(Dataset entries on figures)
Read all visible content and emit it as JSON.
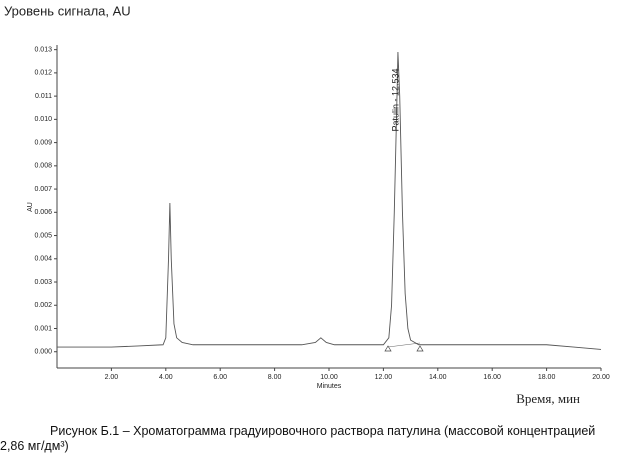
{
  "chart_data": {
    "type": "line",
    "title": "Уровень сигнала, AU",
    "y_label": "AU",
    "x_label": "Minutes",
    "x_label_ru": "Время, мин",
    "caption": "Рисунок Б.1 – Хроматограмма градуировочного  раствора патулина (массовой концентрацией 2,86 мг/дм³)",
    "annotation": {
      "x": 12.534,
      "text": "Patulin - 12.534"
    },
    "x": [
      0,
      1,
      2,
      3,
      3.9,
      4.0,
      4.1,
      4.15,
      4.2,
      4.3,
      4.4,
      4.6,
      5,
      6,
      7,
      8,
      9,
      9.5,
      9.7,
      9.9,
      10.2,
      11,
      12,
      12.2,
      12.3,
      12.4,
      12.5,
      12.534,
      12.6,
      12.7,
      12.8,
      12.9,
      13.0,
      13.3,
      14,
      16,
      18,
      19,
      20
    ],
    "series": [
      {
        "name": "AU",
        "color": "#555555",
        "values": [
          0.0002,
          0.0002,
          0.0002,
          0.00025,
          0.0003,
          0.0006,
          0.004,
          0.0064,
          0.004,
          0.0012,
          0.0006,
          0.0004,
          0.0003,
          0.0003,
          0.0003,
          0.0003,
          0.0003,
          0.0004,
          0.0006,
          0.0004,
          0.0003,
          0.0003,
          0.0003,
          0.0006,
          0.002,
          0.006,
          0.011,
          0.0129,
          0.011,
          0.006,
          0.0025,
          0.001,
          0.0005,
          0.0003,
          0.0003,
          0.0003,
          0.0003,
          0.0002,
          0.0001
        ]
      }
    ],
    "xlim": [
      0,
      20
    ],
    "ylim": [
      -0.0007,
      0.0132
    ],
    "xticks": [
      {
        "value": 2,
        "label": "2.00"
      },
      {
        "value": 4,
        "label": "4.00"
      },
      {
        "value": 6,
        "label": "6.00"
      },
      {
        "value": 8,
        "label": "8.00"
      },
      {
        "value": 10,
        "label": "10.00"
      },
      {
        "value": 12,
        "label": "12.00"
      },
      {
        "value": 14,
        "label": "14.00"
      },
      {
        "value": 16,
        "label": "16.00"
      },
      {
        "value": 18,
        "label": "18.00"
      },
      {
        "value": 20,
        "label": "20.00"
      }
    ],
    "yticks": [
      {
        "value": 0,
        "label": "0.000"
      },
      {
        "value": 0.001,
        "label": "0.001"
      },
      {
        "value": 0.002,
        "label": "0.002"
      },
      {
        "value": 0.003,
        "label": "0.003"
      },
      {
        "value": 0.004,
        "label": "0.004"
      },
      {
        "value": 0.005,
        "label": "0.005"
      },
      {
        "value": 0.006,
        "label": "0.006"
      },
      {
        "value": 0.007,
        "label": "0.007"
      },
      {
        "value": 0.008,
        "label": "0.008"
      },
      {
        "value": 0.009,
        "label": "0.009"
      },
      {
        "value": 0.01,
        "label": "0.010"
      },
      {
        "value": 0.011,
        "label": "0.011"
      },
      {
        "value": 0.012,
        "label": "0.012"
      },
      {
        "value": 0.013,
        "label": "0.013"
      }
    ]
  }
}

Exercise instructions
Return the material exactly as given, apart from the pictures.

Solution to this task
Read all visible content and emit it as JSON.
{
  "chart_data": {
    "type": "line",
    "title": "Уровень сигнала, AU",
    "y_label": "AU",
    "x_label": "Minutes",
    "x_label_ru": "Время, мин",
    "caption": "Рисунок Б.1 – Хроматограмма градуировочного  раствора патулина (массовой концентрацией 2,86 мг/дм³)",
    "annotation": {
      "x": 12.534,
      "text": "Patulin - 12.534"
    },
    "x": [
      0,
      1,
      2,
      3,
      3.9,
      4.0,
      4.1,
      4.15,
      4.2,
      4.3,
      4.4,
      4.6,
      5,
      6,
      7,
      8,
      9,
      9.5,
      9.7,
      9.9,
      10.2,
      11,
      12,
      12.2,
      12.3,
      12.4,
      12.5,
      12.534,
      12.6,
      12.7,
      12.8,
      12.9,
      13.0,
      13.3,
      14,
      16,
      18,
      19,
      20
    ],
    "series": [
      {
        "name": "AU",
        "color": "#555555",
        "values": [
          0.0002,
          0.0002,
          0.0002,
          0.00025,
          0.0003,
          0.0006,
          0.004,
          0.0064,
          0.004,
          0.0012,
          0.0006,
          0.0004,
          0.0003,
          0.0003,
          0.0003,
          0.0003,
          0.0003,
          0.0004,
          0.0006,
          0.0004,
          0.0003,
          0.0003,
          0.0003,
          0.0006,
          0.002,
          0.006,
          0.011,
          0.0129,
          0.011,
          0.006,
          0.0025,
          0.001,
          0.0005,
          0.0003,
          0.0003,
          0.0003,
          0.0003,
          0.0002,
          0.0001
        ]
      }
    ],
    "xlim": [
      0,
      20
    ],
    "ylim": [
      -0.0007,
      0.0132
    ],
    "xticks": [
      {
        "value": 2,
        "label": "2.00"
      },
      {
        "value": 4,
        "label": "4.00"
      },
      {
        "value": 6,
        "label": "6.00"
      },
      {
        "value": 8,
        "label": "8.00"
      },
      {
        "value": 10,
        "label": "10.00"
      },
      {
        "value": 12,
        "label": "12.00"
      },
      {
        "value": 14,
        "label": "14.00"
      },
      {
        "value": 16,
        "label": "16.00"
      },
      {
        "value": 18,
        "label": "18.00"
      },
      {
        "value": 20,
        "label": "20.00"
      }
    ],
    "yticks": [
      {
        "value": 0,
        "label": "0.000"
      },
      {
        "value": 0.001,
        "label": "0.001"
      },
      {
        "value": 0.002,
        "label": "0.002"
      },
      {
        "value": 0.003,
        "label": "0.003"
      },
      {
        "value": 0.004,
        "label": "0.004"
      },
      {
        "value": 0.005,
        "label": "0.005"
      },
      {
        "value": 0.006,
        "label": "0.006"
      },
      {
        "value": 0.007,
        "label": "0.007"
      },
      {
        "value": 0.008,
        "label": "0.008"
      },
      {
        "value": 0.009,
        "label": "0.009"
      },
      {
        "value": 0.01,
        "label": "0.010"
      },
      {
        "value": 0.011,
        "label": "0.011"
      },
      {
        "value": 0.012,
        "label": "0.012"
      },
      {
        "value": 0.013,
        "label": "0.013"
      }
    ]
  }
}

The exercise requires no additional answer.